- [Reading passage]:

[3dem] Relion Benchmarks for NVIDIA RTX 2080

Takanori Nakane tnakane at mrc-lmb.cam.ac.uk
Thu Mar 21 04:57:03 PDT 2019


Hi,

Note that our ribosome Class3D benchmark is relatively CPU-heavy.
The M-step is not GPU accelerated and can use
only one thread per volume (i.e. half map or class).
This means that single thread performance is important.
In contrast, the E-step is GPU accelerated. Some calculations
in the E-step also depend on CPU (e.g. calculation of CTF),
but they can use multiple threads.

The relative fractions of the E step and the M step are different
depending on many factors, such as the number of particles, the box size,
the job type (Refine3D, Class3D, Class2D).

Optimising against the ribosome Class3D benchmark might not necessarily
improve performance of typical jobs at your lab.

Best regards,

Takanori Nakane

> Hi James,
> Thanks for the information.  We’ve noticed that for GTX1080 and above (1080
> , 1080Ti, etc,…) CPU performance can have a significant impact on benchmark
>  time.  Can you give any sense of the cpu utilisation during the runs?
> Thanks,
> Dr. T.J. Ragan
> Senior Research Computation Officer
> Leicester Institute of Structural and Chemical Biology
> University of Leicester, University Road, Leicester LE1 7RH, UK
> t: +44 (0)116 223 1287
> e: TJ.Ragan at leicester.ac.uk<mailto:tjr22 at leicester.ac.uk>
> w: www.le.ac.uk/liscb<http://www.le.ac.uk/liscb>
> [University of Leicester Logo][Athena Swan Silver Award]
> On 4 Mar 2019, at 17:36, James Montantes
> <james.montantes at exxactcorp.com<mailto:james.montantes at exxactcorp.com>>
> wrote:
> Dear Relion users,
> Exxact Corporation has performed a series of Relion 3.0 benchmarks
> utilizing NVIDIA RTX 2080 GPUs. These were ran using CUDA9.2 and CUDA
10.0
> See below for our results.  We plan to release more benchmarks in the
> future.

- [The task]:
In the post about Relion benchmarks, which step is not GPU accelerated? You won't need the entries for anything here.

(Document layout analysis data)
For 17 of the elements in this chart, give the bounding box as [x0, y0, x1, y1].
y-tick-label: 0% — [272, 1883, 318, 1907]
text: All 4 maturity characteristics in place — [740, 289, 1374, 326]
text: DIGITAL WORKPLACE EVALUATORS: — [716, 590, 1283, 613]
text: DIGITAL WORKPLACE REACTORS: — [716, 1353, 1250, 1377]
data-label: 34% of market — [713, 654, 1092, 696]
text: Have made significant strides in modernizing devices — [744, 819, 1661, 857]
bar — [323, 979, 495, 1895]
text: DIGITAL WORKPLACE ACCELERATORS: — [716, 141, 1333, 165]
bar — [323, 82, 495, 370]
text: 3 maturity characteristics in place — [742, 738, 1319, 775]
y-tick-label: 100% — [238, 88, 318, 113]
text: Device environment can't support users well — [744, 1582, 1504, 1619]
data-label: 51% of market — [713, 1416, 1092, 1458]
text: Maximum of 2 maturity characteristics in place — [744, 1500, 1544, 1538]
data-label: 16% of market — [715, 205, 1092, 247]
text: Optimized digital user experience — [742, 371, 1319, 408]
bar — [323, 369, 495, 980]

- [Expected output]:
The M-step.